Locate the word "warning" in the data below, then copy every line that holds it.

— PROVIDED INFORMATION —
:::::

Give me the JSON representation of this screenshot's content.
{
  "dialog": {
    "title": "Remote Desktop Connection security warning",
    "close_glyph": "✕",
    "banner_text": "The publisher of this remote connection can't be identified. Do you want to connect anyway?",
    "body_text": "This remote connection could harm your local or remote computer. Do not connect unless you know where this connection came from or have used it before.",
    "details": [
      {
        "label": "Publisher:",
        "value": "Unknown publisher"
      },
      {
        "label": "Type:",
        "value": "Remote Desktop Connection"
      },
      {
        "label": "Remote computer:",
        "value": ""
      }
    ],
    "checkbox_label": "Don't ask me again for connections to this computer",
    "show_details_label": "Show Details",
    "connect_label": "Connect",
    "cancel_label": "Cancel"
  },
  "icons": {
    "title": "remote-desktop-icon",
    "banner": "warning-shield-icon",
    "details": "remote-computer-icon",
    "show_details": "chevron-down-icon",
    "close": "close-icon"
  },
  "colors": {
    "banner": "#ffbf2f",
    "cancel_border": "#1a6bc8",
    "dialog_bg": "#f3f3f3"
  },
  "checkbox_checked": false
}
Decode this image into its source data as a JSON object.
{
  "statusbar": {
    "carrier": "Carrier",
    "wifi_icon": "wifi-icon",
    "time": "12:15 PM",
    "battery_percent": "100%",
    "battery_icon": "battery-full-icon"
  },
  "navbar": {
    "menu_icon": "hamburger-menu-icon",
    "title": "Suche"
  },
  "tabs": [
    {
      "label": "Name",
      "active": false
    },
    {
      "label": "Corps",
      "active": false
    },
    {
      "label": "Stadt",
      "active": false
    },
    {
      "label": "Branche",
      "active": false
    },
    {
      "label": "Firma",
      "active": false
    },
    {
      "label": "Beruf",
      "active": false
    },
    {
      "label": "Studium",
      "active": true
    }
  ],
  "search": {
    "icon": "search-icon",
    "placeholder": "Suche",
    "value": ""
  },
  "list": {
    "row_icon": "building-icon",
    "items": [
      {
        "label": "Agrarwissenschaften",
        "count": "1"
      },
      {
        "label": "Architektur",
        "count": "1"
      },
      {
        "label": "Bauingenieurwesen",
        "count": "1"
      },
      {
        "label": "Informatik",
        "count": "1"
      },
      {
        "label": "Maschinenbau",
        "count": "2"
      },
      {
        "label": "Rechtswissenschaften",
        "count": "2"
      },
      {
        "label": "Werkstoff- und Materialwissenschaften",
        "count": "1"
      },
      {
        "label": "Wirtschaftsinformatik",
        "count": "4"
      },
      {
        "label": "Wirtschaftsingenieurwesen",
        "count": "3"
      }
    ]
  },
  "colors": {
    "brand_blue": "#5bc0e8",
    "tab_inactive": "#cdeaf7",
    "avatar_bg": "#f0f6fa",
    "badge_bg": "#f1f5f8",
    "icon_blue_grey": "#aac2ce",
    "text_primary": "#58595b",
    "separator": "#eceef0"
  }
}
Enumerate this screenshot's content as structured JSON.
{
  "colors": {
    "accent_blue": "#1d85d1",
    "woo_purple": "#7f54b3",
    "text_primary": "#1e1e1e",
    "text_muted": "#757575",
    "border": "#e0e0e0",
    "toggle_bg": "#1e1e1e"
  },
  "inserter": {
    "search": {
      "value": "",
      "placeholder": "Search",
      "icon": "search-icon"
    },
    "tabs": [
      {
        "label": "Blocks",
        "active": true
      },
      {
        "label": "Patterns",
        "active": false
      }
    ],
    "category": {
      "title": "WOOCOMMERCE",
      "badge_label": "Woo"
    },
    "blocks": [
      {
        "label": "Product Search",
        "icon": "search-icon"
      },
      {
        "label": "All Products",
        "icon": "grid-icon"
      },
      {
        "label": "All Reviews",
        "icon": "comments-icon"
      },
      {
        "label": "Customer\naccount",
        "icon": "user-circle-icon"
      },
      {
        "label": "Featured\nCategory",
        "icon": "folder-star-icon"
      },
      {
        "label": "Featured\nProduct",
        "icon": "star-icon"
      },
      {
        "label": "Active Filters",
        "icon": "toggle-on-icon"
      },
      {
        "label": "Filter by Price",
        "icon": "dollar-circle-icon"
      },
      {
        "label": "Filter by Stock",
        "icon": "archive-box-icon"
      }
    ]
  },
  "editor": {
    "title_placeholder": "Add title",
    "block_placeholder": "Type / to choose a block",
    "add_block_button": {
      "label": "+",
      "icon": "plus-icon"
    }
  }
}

:::::

— TASK OUTPUT —
    "title": "Remote Desktop Connection security warning",
    "banner": "warning-shield-icon",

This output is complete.